Element and coordinate records
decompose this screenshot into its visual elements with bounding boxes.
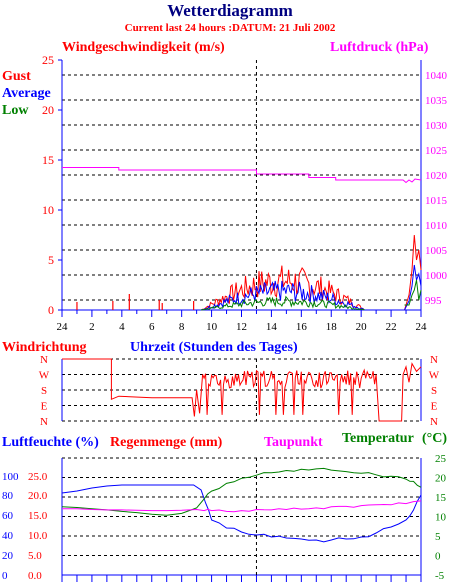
x-tick-label: 8 bbox=[179, 321, 185, 333]
temperature-unit: (°C) bbox=[422, 431, 447, 446]
pressure-tick-label: 1005 bbox=[425, 245, 448, 257]
rain-tick-label: 20.0 bbox=[28, 490, 48, 502]
x-tick-label: 10 bbox=[206, 321, 218, 333]
temperature-tick-label: 15 bbox=[435, 492, 447, 504]
average-line bbox=[200, 280, 365, 311]
time-axis-caption: Uhrzeit (Stunden des Tages) bbox=[130, 340, 298, 355]
temperature-line bbox=[61, 467, 422, 516]
gust-line-late bbox=[404, 234, 422, 311]
rain-tick-label: 5.0 bbox=[28, 550, 42, 562]
rain-title: Regenmenge (mm) bbox=[110, 435, 223, 450]
pressure-tick-label: 995 bbox=[425, 295, 442, 307]
wind-tick-label: 10 bbox=[42, 203, 54, 217]
x-tick-label: 24 bbox=[57, 321, 69, 333]
pressure-tick-label: 1015 bbox=[425, 195, 448, 207]
dewpoint-line bbox=[62, 500, 422, 513]
x-tick-label: 12 bbox=[236, 321, 247, 333]
rain-tick-label: 25.0 bbox=[28, 471, 48, 483]
dewpoint-title: Taupunkt bbox=[264, 435, 323, 450]
direction-label-left: E bbox=[41, 401, 48, 413]
x-tick-label: 2 bbox=[89, 321, 95, 333]
x-tick-label: 4 bbox=[119, 321, 125, 333]
pressure-tick-label: 1040 bbox=[425, 70, 448, 82]
average-line-late bbox=[404, 264, 422, 311]
direction-label-right: W bbox=[429, 370, 440, 382]
temperature-tick-label: 20 bbox=[435, 473, 447, 485]
rain-tick-label: 0.0 bbox=[28, 570, 42, 582]
low-line bbox=[201, 295, 365, 311]
temperature-tick-label: -5 bbox=[435, 570, 445, 582]
chart-subtitle: Current last 24 hours :DATUM: 21 Juli 20… bbox=[125, 22, 336, 34]
direction-label-left: W bbox=[39, 370, 50, 382]
pressure-tick-label: 1035 bbox=[425, 95, 448, 107]
chart-title: Wetterdiagramm bbox=[167, 1, 293, 20]
wind-speed-title: Windgeschwindigkeit (m/s) bbox=[62, 40, 225, 55]
wind-tick-label: 20 bbox=[42, 103, 54, 117]
pressure-tick-label: 1010 bbox=[425, 220, 448, 232]
direction-label-right: N bbox=[430, 416, 438, 428]
pressure-tick-label: 1025 bbox=[425, 145, 448, 157]
legend-low: Low bbox=[2, 103, 29, 118]
direction-label-left: N bbox=[40, 354, 48, 366]
legend-gust: Gust bbox=[2, 69, 31, 84]
pressure-tick-label: 1000 bbox=[425, 270, 448, 282]
direction-label-left: S bbox=[41, 385, 47, 397]
wind-tick-label: 5 bbox=[48, 253, 54, 267]
x-tick-label: 16 bbox=[296, 321, 308, 333]
humidity-title: Luftfeuchte (%) bbox=[2, 435, 99, 450]
pressure-line bbox=[62, 167, 422, 184]
x-tick-label: 20 bbox=[356, 321, 368, 333]
x-tick-label: 18 bbox=[326, 321, 338, 333]
x-tick-label: 6 bbox=[149, 321, 155, 333]
rain-tick-label: 15.0 bbox=[28, 510, 48, 522]
humidity-tick-label: 20 bbox=[2, 550, 14, 562]
humidity-tick-label: 80 bbox=[2, 490, 14, 502]
x-tick-label: 14 bbox=[266, 321, 278, 333]
temperature-tick-label: 25 bbox=[435, 453, 447, 465]
temperature-tick-label: 5 bbox=[435, 531, 441, 543]
legend-average: Average bbox=[2, 86, 51, 101]
pressure-title: Luftdruck (hPa) bbox=[330, 40, 429, 55]
humidity-tick-label: 40 bbox=[2, 530, 14, 542]
wind-tick-label: 15 bbox=[42, 153, 54, 167]
direction-line bbox=[62, 358, 422, 422]
direction-label-right: N bbox=[430, 354, 438, 366]
direction-label-right: E bbox=[431, 401, 438, 413]
humidity-line bbox=[61, 484, 422, 543]
low-line-late bbox=[404, 279, 422, 306]
temperature-title: Temperatur bbox=[342, 431, 414, 446]
humidity-tick-label: 0 bbox=[2, 570, 8, 582]
wind-tick-label: 0 bbox=[48, 303, 54, 317]
direction-label-right: S bbox=[431, 385, 437, 397]
rain-tick-label: 10.0 bbox=[28, 530, 48, 542]
x-tick-label: 22 bbox=[386, 321, 397, 333]
pressure-tick-label: 1020 bbox=[425, 170, 448, 182]
wind-tick-label: 25 bbox=[42, 53, 54, 67]
direction-label-left: N bbox=[40, 416, 48, 428]
humidity-tick-label: 60 bbox=[2, 510, 14, 522]
pressure-tick-label: 1030 bbox=[425, 120, 448, 132]
temperature-tick-label: 10 bbox=[435, 512, 447, 524]
direction-title: Windrichtung bbox=[2, 340, 87, 355]
temperature-tick-label: 0 bbox=[435, 551, 441, 563]
x-tick-label: 24 bbox=[416, 321, 428, 333]
humidity-tick-label: 100 bbox=[2, 471, 19, 483]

* PROBLEM TO SOLVE *
Write out the stretch of the records from the line containing "x-tick-label: 8 bbox=[179, 321, 185, 333]" through the line containing "temperature-tick-label: 15 bbox=[435, 492, 447, 504]" again, switching "x-tick-label" to "hour-tick-label" and keeping everything else the same.

* EXERCISE RESULT *
hour-tick-label: 8 bbox=[179, 321, 185, 333]
temperature-unit: (°C) bbox=[422, 431, 447, 446]
pressure-tick-label: 1005 bbox=[425, 245, 448, 257]
rain-tick-label: 20.0 bbox=[28, 490, 48, 502]
hour-tick-label: 10 bbox=[206, 321, 218, 333]
temperature-tick-label: 15 bbox=[435, 492, 447, 504]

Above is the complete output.